▽

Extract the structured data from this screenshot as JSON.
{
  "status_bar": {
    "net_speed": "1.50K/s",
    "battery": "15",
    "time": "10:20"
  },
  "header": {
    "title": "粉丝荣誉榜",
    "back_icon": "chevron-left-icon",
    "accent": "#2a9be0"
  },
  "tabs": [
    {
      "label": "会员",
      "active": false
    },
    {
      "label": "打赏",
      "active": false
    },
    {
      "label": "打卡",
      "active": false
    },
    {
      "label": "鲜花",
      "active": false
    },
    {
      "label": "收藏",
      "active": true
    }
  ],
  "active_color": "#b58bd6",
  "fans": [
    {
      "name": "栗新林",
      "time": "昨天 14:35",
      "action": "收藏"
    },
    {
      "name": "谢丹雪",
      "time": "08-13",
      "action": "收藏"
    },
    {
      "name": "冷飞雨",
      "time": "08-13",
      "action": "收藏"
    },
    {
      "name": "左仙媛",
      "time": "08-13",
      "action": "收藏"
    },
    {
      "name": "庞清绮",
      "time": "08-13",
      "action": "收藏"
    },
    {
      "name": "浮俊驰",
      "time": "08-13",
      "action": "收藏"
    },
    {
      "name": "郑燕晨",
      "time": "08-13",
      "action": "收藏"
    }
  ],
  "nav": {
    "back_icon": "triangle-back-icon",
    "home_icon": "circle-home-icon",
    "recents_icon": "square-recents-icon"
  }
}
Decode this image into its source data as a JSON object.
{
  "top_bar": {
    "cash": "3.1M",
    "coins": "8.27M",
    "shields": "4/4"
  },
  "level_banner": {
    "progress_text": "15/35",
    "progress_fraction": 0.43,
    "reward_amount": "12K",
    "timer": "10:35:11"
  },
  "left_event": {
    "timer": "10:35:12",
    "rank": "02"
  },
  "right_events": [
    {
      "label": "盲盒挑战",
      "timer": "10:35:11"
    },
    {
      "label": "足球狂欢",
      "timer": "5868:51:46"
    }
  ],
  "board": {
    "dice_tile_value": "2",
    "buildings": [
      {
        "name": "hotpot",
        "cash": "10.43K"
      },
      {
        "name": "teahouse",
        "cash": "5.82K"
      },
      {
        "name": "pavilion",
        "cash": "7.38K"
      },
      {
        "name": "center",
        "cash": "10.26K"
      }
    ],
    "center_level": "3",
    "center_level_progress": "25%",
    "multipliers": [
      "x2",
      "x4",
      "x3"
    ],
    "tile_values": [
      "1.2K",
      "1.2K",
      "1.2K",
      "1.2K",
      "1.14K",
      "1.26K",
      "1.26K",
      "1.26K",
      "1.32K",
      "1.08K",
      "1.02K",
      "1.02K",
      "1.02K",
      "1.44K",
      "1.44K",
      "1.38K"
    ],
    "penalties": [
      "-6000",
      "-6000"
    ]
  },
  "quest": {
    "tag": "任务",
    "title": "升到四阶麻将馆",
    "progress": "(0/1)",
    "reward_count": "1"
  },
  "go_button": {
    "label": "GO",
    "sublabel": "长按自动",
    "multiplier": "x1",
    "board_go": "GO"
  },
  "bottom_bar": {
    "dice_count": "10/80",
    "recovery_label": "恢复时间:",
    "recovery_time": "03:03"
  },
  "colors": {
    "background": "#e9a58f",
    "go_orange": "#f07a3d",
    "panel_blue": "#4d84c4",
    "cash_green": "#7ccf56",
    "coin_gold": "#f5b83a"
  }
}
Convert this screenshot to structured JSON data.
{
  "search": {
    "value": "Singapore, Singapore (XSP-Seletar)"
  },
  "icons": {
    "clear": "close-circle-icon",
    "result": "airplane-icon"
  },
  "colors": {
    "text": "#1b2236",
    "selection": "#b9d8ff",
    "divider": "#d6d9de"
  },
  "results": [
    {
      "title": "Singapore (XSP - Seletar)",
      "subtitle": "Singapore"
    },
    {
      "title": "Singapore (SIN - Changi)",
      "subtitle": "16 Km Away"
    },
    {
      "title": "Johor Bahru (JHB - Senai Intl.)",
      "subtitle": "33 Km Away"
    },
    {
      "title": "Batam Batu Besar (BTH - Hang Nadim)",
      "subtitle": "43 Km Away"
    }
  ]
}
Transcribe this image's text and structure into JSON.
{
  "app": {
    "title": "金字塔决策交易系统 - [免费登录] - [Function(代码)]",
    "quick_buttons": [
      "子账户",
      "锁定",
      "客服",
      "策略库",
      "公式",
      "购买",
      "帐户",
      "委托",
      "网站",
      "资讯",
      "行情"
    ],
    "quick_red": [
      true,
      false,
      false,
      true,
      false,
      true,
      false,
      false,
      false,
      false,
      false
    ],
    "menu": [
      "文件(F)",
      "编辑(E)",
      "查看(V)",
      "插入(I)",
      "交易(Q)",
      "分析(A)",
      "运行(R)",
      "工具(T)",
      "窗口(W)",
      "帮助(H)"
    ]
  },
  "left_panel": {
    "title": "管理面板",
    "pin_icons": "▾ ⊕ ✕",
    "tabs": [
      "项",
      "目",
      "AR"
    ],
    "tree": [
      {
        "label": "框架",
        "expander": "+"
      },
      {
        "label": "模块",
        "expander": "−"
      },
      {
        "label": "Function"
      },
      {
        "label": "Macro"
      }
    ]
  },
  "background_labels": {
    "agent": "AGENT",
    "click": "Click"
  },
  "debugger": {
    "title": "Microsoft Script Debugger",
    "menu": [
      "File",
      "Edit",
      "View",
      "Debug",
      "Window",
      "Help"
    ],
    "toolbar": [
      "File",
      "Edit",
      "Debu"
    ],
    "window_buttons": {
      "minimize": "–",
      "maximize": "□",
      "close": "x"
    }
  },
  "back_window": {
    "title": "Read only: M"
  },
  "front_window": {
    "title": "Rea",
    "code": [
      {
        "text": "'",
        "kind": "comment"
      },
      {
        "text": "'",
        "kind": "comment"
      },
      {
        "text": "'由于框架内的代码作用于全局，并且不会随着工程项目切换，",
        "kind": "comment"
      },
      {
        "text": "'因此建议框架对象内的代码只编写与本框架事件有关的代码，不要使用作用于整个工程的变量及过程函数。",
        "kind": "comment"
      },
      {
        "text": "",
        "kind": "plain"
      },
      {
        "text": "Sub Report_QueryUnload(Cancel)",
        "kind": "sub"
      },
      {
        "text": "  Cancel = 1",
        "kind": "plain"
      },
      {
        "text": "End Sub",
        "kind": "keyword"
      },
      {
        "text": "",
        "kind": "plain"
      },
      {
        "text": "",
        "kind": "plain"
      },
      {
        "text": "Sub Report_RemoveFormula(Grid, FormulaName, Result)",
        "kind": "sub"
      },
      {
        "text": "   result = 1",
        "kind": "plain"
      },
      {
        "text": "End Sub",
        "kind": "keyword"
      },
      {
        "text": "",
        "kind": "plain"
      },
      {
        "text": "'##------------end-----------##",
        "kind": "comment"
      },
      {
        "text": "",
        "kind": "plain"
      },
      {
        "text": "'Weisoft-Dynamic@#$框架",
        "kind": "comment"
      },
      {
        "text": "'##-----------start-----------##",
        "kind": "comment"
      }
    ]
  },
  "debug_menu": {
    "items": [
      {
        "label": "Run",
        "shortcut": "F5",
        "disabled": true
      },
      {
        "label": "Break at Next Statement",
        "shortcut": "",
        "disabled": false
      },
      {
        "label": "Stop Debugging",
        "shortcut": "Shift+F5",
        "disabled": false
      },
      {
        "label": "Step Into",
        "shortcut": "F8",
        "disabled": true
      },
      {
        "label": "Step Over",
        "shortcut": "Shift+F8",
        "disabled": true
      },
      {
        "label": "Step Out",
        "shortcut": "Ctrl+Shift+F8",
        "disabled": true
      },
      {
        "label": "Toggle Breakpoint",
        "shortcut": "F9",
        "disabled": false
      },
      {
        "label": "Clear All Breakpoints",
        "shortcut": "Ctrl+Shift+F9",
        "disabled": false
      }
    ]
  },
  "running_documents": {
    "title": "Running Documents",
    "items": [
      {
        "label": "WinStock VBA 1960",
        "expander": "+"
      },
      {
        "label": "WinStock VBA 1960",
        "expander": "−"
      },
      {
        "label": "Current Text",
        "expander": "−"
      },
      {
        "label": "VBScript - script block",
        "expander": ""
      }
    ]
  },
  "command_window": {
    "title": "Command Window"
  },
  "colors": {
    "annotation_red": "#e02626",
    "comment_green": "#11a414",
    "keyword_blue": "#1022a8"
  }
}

△

● **WRITTEN TASK**:
Copy each line of the preceding data that contains the string "image".

● **EXERCISE ANSWER**:
Decode this image into its source data as a JSON object.
Transcribe this image's text and structure into JSON.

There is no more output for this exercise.